Your instructions: Rewrite the listing as a Markdown table with the columns Row and Entry. Cover only the part from the start of the listing up to and including the line with "curve-label-b: b bbox=[288, 450, 312, 494]". Number each line in order, and leave out any blank lines.
***** Material for this task *****
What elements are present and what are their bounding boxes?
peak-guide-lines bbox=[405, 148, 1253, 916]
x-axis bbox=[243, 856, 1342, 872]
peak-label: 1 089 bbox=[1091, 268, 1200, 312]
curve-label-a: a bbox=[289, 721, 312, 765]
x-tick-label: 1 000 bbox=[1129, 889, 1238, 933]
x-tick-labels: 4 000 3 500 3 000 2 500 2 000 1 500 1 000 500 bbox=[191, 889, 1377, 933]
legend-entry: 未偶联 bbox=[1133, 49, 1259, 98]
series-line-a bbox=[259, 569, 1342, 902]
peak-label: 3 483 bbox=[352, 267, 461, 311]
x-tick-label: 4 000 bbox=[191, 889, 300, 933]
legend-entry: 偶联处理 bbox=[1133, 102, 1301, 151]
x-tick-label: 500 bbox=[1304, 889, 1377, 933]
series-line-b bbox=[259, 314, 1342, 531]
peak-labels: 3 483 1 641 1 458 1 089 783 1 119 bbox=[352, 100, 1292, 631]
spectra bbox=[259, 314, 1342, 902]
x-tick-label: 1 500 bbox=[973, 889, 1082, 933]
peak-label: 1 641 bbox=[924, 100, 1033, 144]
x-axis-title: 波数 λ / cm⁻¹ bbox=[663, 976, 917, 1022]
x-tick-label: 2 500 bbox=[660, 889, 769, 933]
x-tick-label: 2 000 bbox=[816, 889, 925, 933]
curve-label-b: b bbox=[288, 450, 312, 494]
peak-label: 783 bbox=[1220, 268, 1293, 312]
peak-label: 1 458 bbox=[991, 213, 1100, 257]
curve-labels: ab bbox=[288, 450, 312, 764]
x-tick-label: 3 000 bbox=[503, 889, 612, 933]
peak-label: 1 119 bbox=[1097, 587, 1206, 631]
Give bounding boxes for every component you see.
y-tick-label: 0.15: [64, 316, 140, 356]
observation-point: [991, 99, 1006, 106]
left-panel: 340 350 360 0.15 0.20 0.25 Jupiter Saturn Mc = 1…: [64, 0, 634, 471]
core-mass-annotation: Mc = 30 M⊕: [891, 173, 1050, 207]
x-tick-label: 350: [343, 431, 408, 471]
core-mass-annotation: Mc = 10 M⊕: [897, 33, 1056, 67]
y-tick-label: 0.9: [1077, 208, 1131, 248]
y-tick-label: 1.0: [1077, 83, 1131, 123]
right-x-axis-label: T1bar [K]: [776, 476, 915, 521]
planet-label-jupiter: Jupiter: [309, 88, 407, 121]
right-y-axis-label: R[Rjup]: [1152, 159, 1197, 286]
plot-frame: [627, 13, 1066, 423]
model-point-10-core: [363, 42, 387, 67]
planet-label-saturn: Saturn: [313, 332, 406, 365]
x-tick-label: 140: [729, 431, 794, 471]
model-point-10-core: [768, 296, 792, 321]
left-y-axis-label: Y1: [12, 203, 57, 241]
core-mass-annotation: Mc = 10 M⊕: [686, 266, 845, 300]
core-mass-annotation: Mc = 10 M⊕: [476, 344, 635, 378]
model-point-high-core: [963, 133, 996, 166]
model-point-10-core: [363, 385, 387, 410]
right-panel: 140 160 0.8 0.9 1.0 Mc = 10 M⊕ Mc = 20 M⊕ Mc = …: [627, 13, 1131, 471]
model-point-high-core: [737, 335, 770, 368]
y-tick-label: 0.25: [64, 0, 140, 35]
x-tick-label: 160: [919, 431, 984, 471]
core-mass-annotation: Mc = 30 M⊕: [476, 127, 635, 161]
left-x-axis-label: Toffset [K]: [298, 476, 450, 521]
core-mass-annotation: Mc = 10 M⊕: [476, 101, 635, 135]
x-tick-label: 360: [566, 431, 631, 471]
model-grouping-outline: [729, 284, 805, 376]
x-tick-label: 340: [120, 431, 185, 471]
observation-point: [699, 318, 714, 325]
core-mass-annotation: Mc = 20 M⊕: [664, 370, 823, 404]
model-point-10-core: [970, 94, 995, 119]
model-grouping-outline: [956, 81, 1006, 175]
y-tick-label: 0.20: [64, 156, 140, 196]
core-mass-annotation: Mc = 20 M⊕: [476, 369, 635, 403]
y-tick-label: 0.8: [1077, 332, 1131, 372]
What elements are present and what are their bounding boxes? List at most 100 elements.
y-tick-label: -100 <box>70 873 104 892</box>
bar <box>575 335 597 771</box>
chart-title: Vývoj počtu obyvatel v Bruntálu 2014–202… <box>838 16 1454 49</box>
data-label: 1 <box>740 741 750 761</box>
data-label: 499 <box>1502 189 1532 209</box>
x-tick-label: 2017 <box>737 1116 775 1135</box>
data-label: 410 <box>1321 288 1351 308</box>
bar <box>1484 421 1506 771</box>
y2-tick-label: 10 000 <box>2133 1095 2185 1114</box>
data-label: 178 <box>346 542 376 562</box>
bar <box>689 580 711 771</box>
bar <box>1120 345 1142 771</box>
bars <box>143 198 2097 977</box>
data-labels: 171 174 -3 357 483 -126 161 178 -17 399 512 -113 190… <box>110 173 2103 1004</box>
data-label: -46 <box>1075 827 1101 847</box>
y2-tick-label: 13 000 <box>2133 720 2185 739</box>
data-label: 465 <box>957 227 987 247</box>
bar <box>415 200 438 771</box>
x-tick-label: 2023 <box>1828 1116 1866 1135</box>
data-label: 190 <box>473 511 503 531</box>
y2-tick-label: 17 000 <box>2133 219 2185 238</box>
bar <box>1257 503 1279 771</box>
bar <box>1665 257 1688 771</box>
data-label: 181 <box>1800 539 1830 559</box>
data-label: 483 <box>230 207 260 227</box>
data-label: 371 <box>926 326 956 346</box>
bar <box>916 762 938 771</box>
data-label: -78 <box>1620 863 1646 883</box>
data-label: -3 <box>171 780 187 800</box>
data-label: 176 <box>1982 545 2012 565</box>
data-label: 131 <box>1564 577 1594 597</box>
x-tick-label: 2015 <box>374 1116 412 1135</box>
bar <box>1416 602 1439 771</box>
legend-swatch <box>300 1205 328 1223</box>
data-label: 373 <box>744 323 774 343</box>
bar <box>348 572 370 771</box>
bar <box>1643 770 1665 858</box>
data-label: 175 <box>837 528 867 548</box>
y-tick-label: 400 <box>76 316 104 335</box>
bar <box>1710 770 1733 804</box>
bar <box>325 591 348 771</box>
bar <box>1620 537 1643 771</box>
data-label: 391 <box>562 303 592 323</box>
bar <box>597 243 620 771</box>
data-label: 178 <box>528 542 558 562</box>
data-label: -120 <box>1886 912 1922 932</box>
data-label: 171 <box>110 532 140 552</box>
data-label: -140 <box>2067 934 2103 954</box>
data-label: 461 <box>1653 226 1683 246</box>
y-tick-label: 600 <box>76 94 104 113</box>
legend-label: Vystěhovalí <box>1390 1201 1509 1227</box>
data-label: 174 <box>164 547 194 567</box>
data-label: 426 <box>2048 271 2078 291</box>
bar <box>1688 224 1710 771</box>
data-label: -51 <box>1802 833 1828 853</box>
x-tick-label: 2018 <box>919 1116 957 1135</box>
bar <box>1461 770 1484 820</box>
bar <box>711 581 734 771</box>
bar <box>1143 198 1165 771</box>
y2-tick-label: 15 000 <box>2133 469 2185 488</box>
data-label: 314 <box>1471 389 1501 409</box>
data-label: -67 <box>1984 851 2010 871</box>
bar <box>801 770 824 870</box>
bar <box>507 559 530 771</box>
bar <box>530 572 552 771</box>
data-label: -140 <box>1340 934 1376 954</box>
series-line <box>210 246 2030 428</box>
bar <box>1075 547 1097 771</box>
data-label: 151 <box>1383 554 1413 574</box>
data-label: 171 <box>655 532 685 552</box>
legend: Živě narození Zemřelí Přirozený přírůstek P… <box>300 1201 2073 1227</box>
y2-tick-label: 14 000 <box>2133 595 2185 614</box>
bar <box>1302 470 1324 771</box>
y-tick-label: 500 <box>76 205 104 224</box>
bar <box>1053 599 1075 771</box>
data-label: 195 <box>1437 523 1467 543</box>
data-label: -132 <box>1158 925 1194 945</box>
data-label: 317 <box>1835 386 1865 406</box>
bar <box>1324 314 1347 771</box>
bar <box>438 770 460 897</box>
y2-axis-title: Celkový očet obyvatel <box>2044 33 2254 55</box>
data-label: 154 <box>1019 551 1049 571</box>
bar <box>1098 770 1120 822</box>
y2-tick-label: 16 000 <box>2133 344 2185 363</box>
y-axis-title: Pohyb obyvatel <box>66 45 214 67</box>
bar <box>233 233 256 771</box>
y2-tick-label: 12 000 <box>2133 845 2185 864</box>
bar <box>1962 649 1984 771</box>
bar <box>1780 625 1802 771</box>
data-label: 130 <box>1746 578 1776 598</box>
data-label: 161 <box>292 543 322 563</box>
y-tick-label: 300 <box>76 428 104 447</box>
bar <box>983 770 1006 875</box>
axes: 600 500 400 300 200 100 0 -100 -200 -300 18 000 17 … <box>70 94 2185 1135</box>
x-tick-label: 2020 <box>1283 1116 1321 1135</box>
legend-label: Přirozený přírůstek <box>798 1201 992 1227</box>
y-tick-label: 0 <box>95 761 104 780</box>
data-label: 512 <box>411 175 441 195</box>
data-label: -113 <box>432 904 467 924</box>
*****
Solved exercise:
| Row | Entry |
|---|---|
| 1 | What elements are present and what are their bounding boxes? |
| 2 | peak-guide-lines bbox=[405, 148, 1253, 916] |
| 3 | x-axis bbox=[243, 856, 1342, 872] |
| 4 | peak-label: 1 089 bbox=[1091, 268, 1200, 312] |
| 5 | curve-label-a: a bbox=[289, 721, 312, 765] |
| 6 | x-tick-label: 1 000 bbox=[1129, 889, 1238, 933] |
| 7 | x-tick-labels: 4 000 3 500 3 000 2 500 2 000 1 500 1 000 500 bbox=[191, 889, 1377, 933] |
| 8 | legend-entry: 未偶联 bbox=[1133, 49, 1259, 98] |
| 9 | series-line-a bbox=[259, 569, 1342, 902] |
| 10 | peak-label: 3 483 bbox=[352, 267, 461, 311] |
| 11 | x-tick-label: 4 000 bbox=[191, 889, 300, 933] |
| 12 | legend-entry: 偶联处理 bbox=[1133, 102, 1301, 151] |
| 13 | x-tick-label: 500 bbox=[1304, 889, 1377, 933] |
| 14 | series-line-b bbox=[259, 314, 1342, 531] |
| 15 | peak-labels: 3 483 1 641 1 458 1 089 783 1 119 bbox=[352, 100, 1292, 631] |
| 16 | spectra bbox=[259, 314, 1342, 902] |
| 17 | x-tick-label: 1 500 bbox=[973, 889, 1082, 933] |
| 18 | peak-label: 1 641 bbox=[924, 100, 1033, 144] |
| 19 | x-axis-title: 波数 λ / cm⁻¹ bbox=[663, 976, 917, 1022] |
| 20 | x-tick-label: 2 500 bbox=[660, 889, 769, 933] |
| 21 | x-tick-label: 2 000 bbox=[816, 889, 925, 933] |
| 22 | curve-label-b: b bbox=[288, 450, 312, 494] |